---- EXERCISE DATA
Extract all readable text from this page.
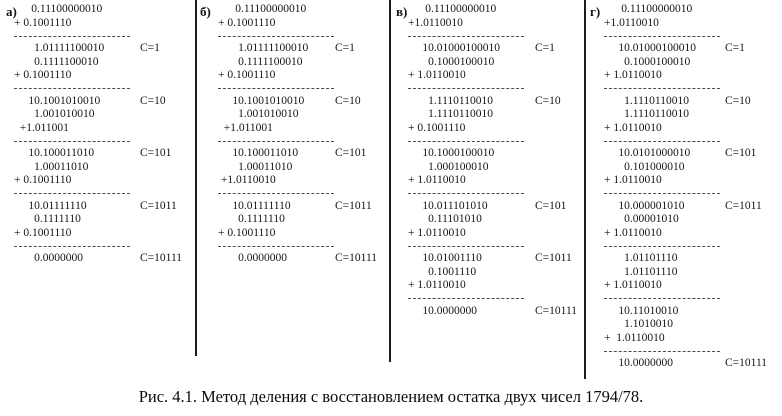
а)
0.11100000010
+ 0.1001110
1.01111100010	C=1
0.1111100010
+ 0.1001110
10.1001010010	C=10
1.001010010
+1.011001
10.100011010	C=101
1.00011010
+ 0.1001110
10.01111110	C=1011
0.1111110
+ 0.1001110
0.0000000	C=10111
б) 0.11100000010
+ 0.1001110
1.01111100010 C=1
0.1111100010
+ 0.1001110
10.1001010010	C=10
1.001010010
+1.011001
10.100011010	C=101
1.00011010
+1.0110010
10.01111110	C=1011
0.1111110
+ 0.1001110
0.0000000	C=10111
в) 0.11100000010
+1.0110010
10.01000100010	C=1
0.1000100010
+ 1.0110010
1.1110110010	C=10
1.1110110010
+ 0.1001110
10.1000100010
1.000100010
+ 1.0110010
10.011101010	C=101
0.11101010
+ 1.0110010
10.01001110	C=1011
0.1001110
+ 1.0110010
10.0000000	C=10111
г) 0.11100000010
+1.0110010
10.01000100010	C=1
0.1000100010
+ 1.0110010
1.1110110010	C=10
1.1110110010
+ 1.0110010
10.0101000010	C=101
0.101000010
+ 1.0110010
10.000001010	C=1011
0.00001010
+ 1.0110010
1.01101110
1.01101110
+ 1.0110010
10.11010010
1.1010010
+  1.0110010
10.0000000	C=10111
Рис. 4.1. Метод деления с восстановлением остатка двух чисел 1794/78.
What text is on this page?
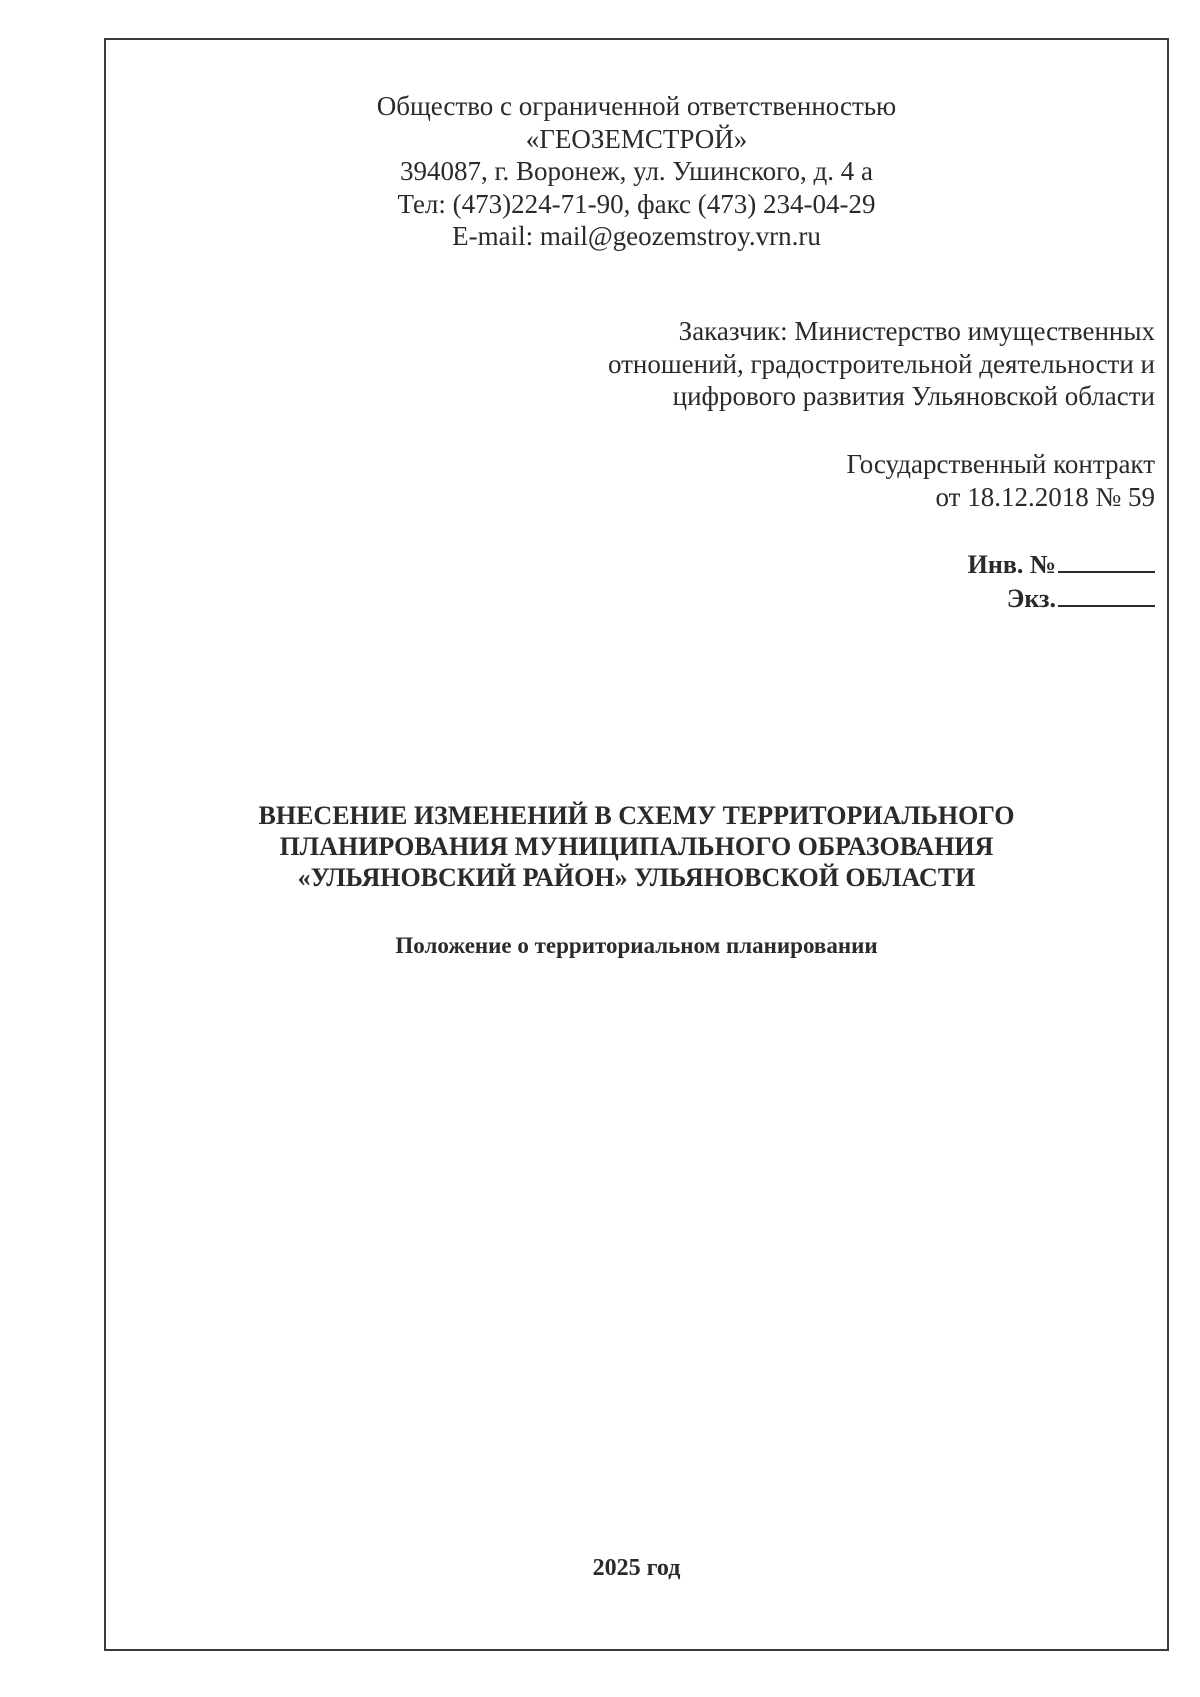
Общество с ограниченной ответственностью
«ГЕОЗЕМСТРОЙ»
394087, г. Воронеж, ул. Ушинского, д. 4 а
Тел: (473)224-71-90, факс (473) 234-04-29
E-mail: mail@geozemstroy.vrn.ru
Заказчик: Министерство имущественных
отношений, градостроительной деятельности и
цифрового развития Ульяновской области
Государственный контракт
от 18.12.2018 № 59
Инв. №
Экз.
ВНЕСЕНИЕ ИЗМЕНЕНИЙ В СХЕМУ ТЕРРИТОРИАЛЬНОГО
ПЛАНИРОВАНИЯ МУНИЦИПАЛЬНОГО ОБРАЗОВАНИЯ
«УЛЬЯНОВСКИЙ РАЙОН» УЛЬЯНОВСКОЙ ОБЛАСТИ
Положение о территориальном планировании
2025 год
--------
__SET TASK__: Can you retype every record above exactly, leaving out the pictures?

__RESULT FOR THIS TASK__:
Extract all readable text from this page.
а)
0.11100000010
+ 0.1001110
1.01111100010	C=1
0.1111100010
+ 0.1001110
10.1001010010	C=10
1.001010010
+1.011001
10.100011010	C=101
1.00011010
+ 0.1001110
10.01111110	C=1011
0.1111110
+ 0.1001110
0.0000000	C=10111
б) 0.11100000010
+ 0.1001110
1.01111100010 C=1
0.1111100010
+ 0.1001110
10.1001010010	C=10
1.001010010
+1.011001
10.100011010	C=101
1.00011010
+1.0110010
10.01111110	C=1011
0.1111110
+ 0.1001110
0.0000000	C=10111
в) 0.11100000010
+1.0110010
10.01000100010	C=1
0.1000100010
+ 1.0110010
1.1110110010	C=10
1.1110110010
+ 0.1001110
10.1000100010
1.000100010
+ 1.0110010
10.011101010	C=101
0.11101010
+ 1.0110010
10.01001110	C=1011
0.1001110
+ 1.0110010
10.0000000	C=10111
г) 0.11100000010
+1.0110010
10.01000100010	C=1
0.1000100010
+ 1.0110010
1.1110110010	C=10
1.1110110010
+ 1.0110010
10.0101000010	C=101
0.101000010
+ 1.0110010
10.000001010	C=1011
0.00001010
+ 1.0110010
1.01101110
1.01101110
+ 1.0110010
10.11010010
1.1010010
+  1.0110010
10.0000000	C=10111
Рис. 4.1. Метод деления с восстановлением остатка двух чисел 1794/78.
What text is on this page?
Общество с ограниченной ответственностью
«ГЕОЗЕМСТРОЙ»
394087, г. Воронеж, ул. Ушинского, д. 4 а
Тел: (473)224-71-90, факс (473) 234-04-29
E-mail: mail@geozemstroy.vrn.ru
Заказчик: Министерство имущественных
отношений, градостроительной деятельности и
цифрового развития Ульяновской области
Государственный контракт
от 18.12.2018 № 59
Инв. №
Экз.
ВНЕСЕНИЕ ИЗМЕНЕНИЙ В СХЕМУ ТЕРРИТОРИАЛЬНОГО
ПЛАНИРОВАНИЯ МУНИЦИПАЛЬНОГО ОБРАЗОВАНИЯ
«УЛЬЯНОВСКИЙ РАЙОН» УЛЬЯНОВСКОЙ ОБЛАСТИ
Положение о территориальном планировании
2025 год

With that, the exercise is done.